Recorded data:
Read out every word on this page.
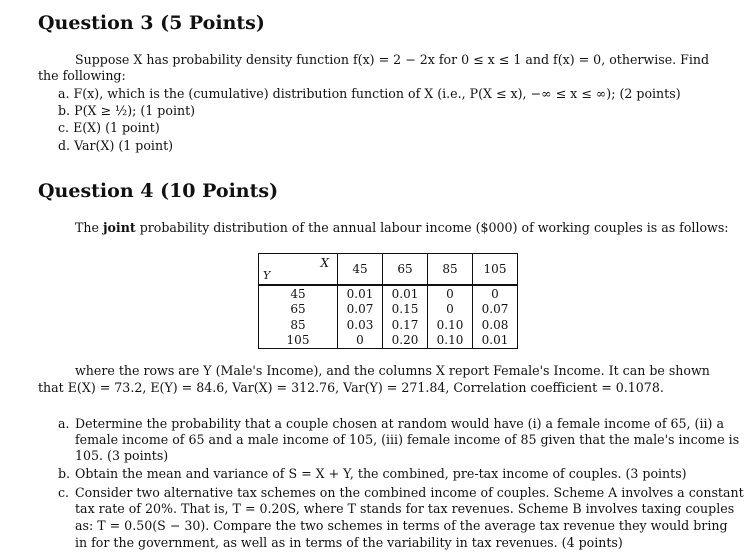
Question 3 (5 Points)
Suppose X has probability density function f(x) = 2 − 2x for 0 ≤ x ≤ 1 and f(x) = 0, otherwise. Find
the following:
a. F(x), which is the (cumulative) distribution function of X (i.e., P(X ≤ x), −∞ ≤ x ≤ ∞); (2 points)
b. P(X ≥ ½); (1 point)
c. E(X) (1 point)
d. Var(X) (1 point)
Question 4 (10 Points)
The joint probability distribution of the annual labour income ($000) of working couples is as follows:
X
Y	45	65	85	105
45	0.01	0.01	0	0
65	0.07	0.15	0	0.07
85	0.03	0.17	0.10	0.08
105	0	0.20	0.10	0.01
where the rows are Y (Male's Income), and the columns X report Female's Income. It can be shown
that E(X) = 73.2, E(Y) = 84.6, Var(X) = 312.76, Var(Y) = 271.84, Correlation coefficient = 0.1078.
a. Determine the probability that a couple chosen at random would have (i) a female income of 65, (ii) a
female income of 65 and a male income of 105, (iii) female income of 85 given that the male's income is
105. (3 points)
b. Obtain the mean and variance of S = X + Y, the combined, pre-tax income of couples. (3 points)
c. Consider two alternative tax schemes on the combined income of couples. Scheme A involves a constant
tax rate of 20%. That is, T = 0.20S, where T stands for tax revenues. Scheme B involves taxing couples
as: T = 0.50(S − 30). Compare the two schemes in terms of the average tax revenue they would bring
in for the government, as well as in terms of the variability in tax revenues. (4 points)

- EXERCISE:
Looking at the entries above, how many lines contain the word "where"? Answer with the number alone.

- RESULT OF THE TASK:
2